→ INSTRUCTIONS FOR THE TASK: Filter the records below and copy every line containing the word "dias".

→ PROVIDED RECORDS:
════════════════════

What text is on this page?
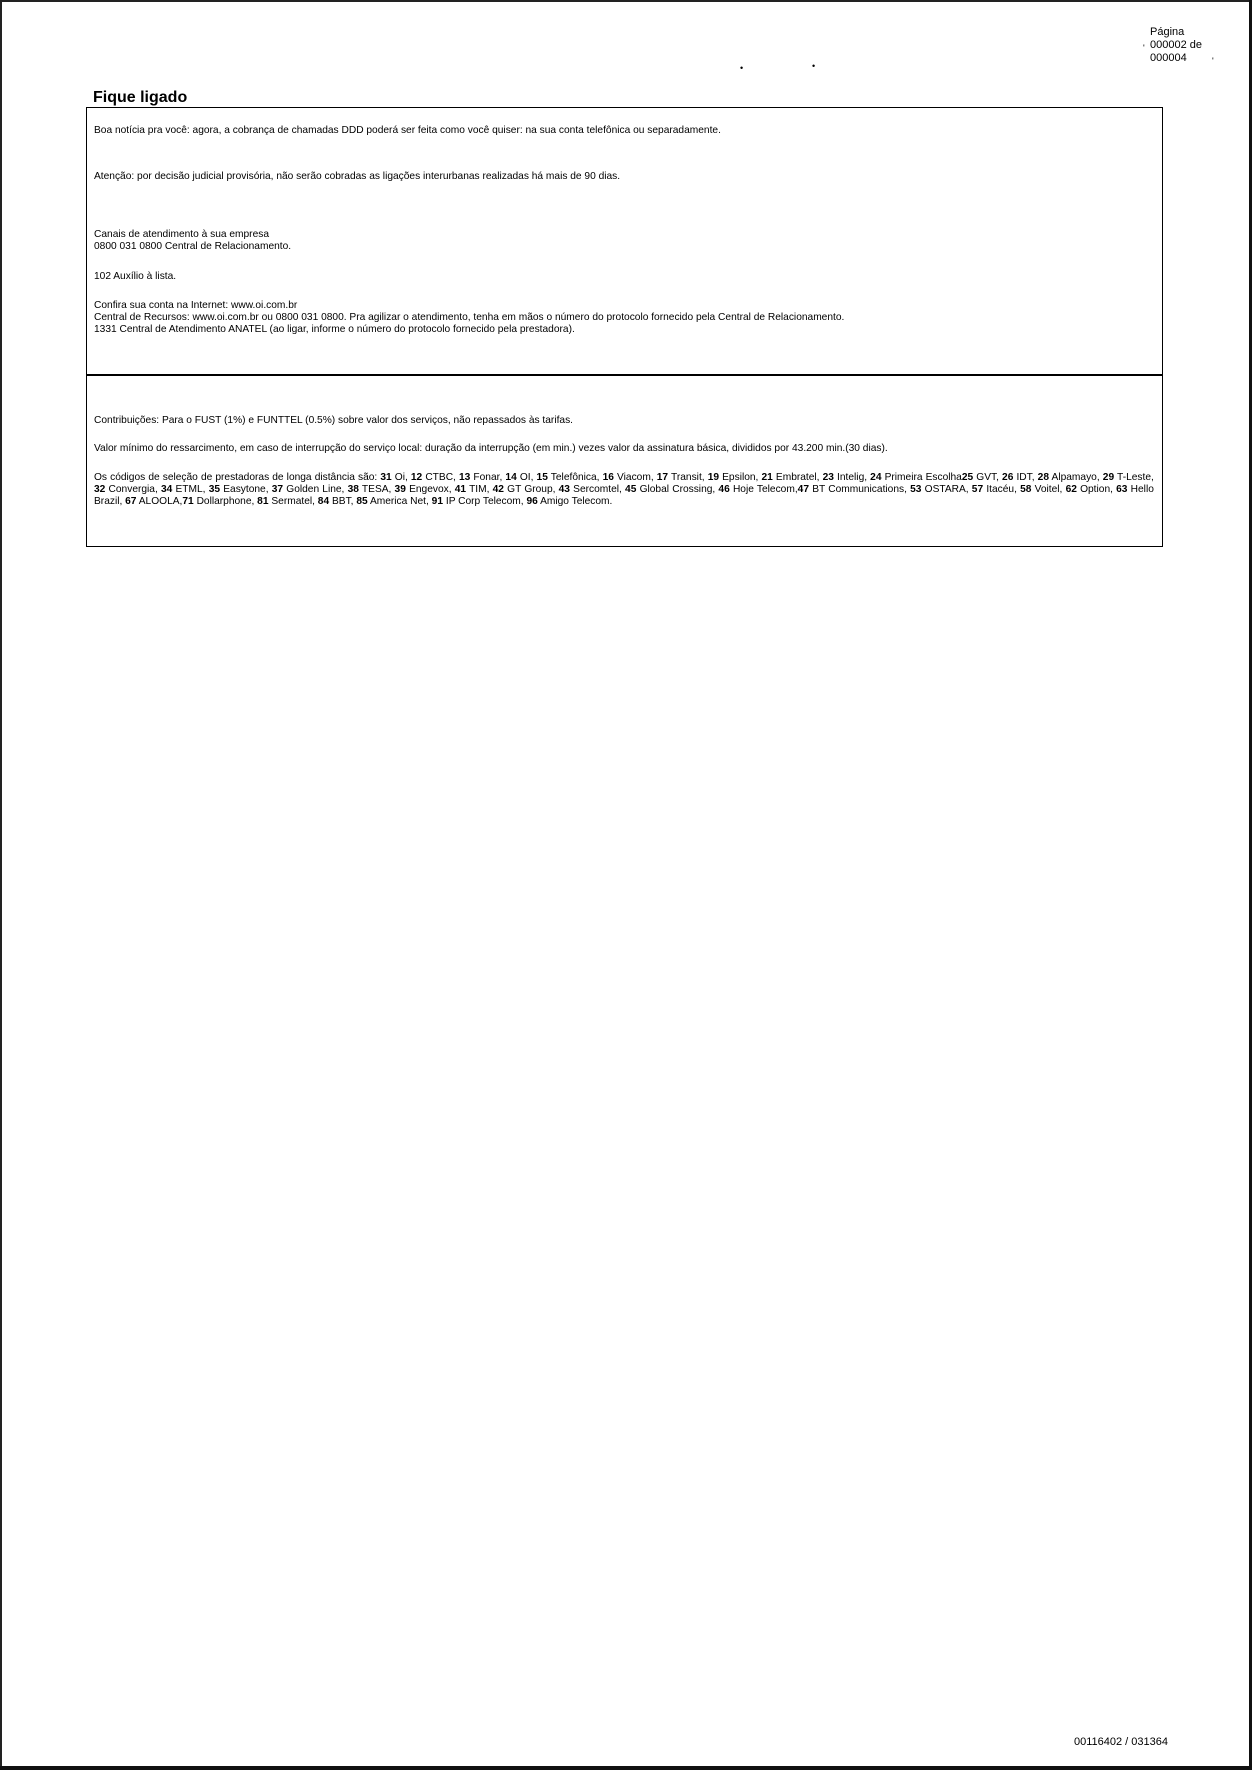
Página
000002 de
000004
'
'
•	•
Fique ligado

Boa notícia pra você: agora, a cobrança de chamadas DDD poderá ser feita como você quiser: na sua conta telefônica ou separadamente.

Atenção: por decisão judicial provisória, não serão cobradas as ligações interurbanas realizadas há mais de 90 dias.

Canais de atendimento à sua empresa

0800 031 0800 Central de Relacionamento.

102 Auxílio à lista.

Confira sua conta na Internet: www.oi.com.br

Central de Recursos: www.oi.com.br ou 0800 031 0800. Pra agilizar o atendimento, tenha em mãos o número do protocolo fornecido pela Central de Relacionamento.

1331 Central de Atendimento ANATEL (ao ligar, informe o número do protocolo fornecido pela prestadora).

Contribuições: Para o FUST (1%) e FUNTTEL (0.5%) sobre valor dos serviços, não repassados às tarifas.

Valor mínimo do ressarcimento, em caso de interrupção do serviço local: duração da interrupção (em min.) vezes valor da assinatura básica, divididos por 43.200 min.(30 dias).

Os códigos de seleção de prestadoras de longa distância são: 31 Oi, 12 CTBC, 13 Fonar, 14 OI, 15 Telefônica, 16 Viacom, 17 Transit, 19 Epsilon, 21 Embratel, 23 Intelig, 24 Primeira Escolha25 GVT, 26 IDT, 28 Alpamayo, 29 T-Leste, 32 Convergia, 34 ETML, 35 Easytone, 37 Golden Line, 38 TESA, 39 Engevox, 41 TIM, 42 GT Group, 43 Sercomtel, 45 Global Crossing, 46 Hoje Telecom,47 BT Communications, 53 OSTARA, 57 Itacéu, 58 Voitel, 62 Option, 63 Hello Brazil, 67 ALOOLA,71 Dollarphone, 81 Sermatel, 84 BBT, 85 America Net, 91 IP Corp Telecom, 96 Amigo Telecom.

00116402 / 031364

════════════════════

→ ANSWER IN FULL:
Atenção: por decisão judicial provisória, não serão cobradas as ligações interurbanas realizadas há mais de 90 dias.
Valor mínimo do ressarcimento, em caso de interrupção do serviço local: duração da interrupção (em min.) vezes valor da assinatura básica, divididos por 43.200 min.(30 dias).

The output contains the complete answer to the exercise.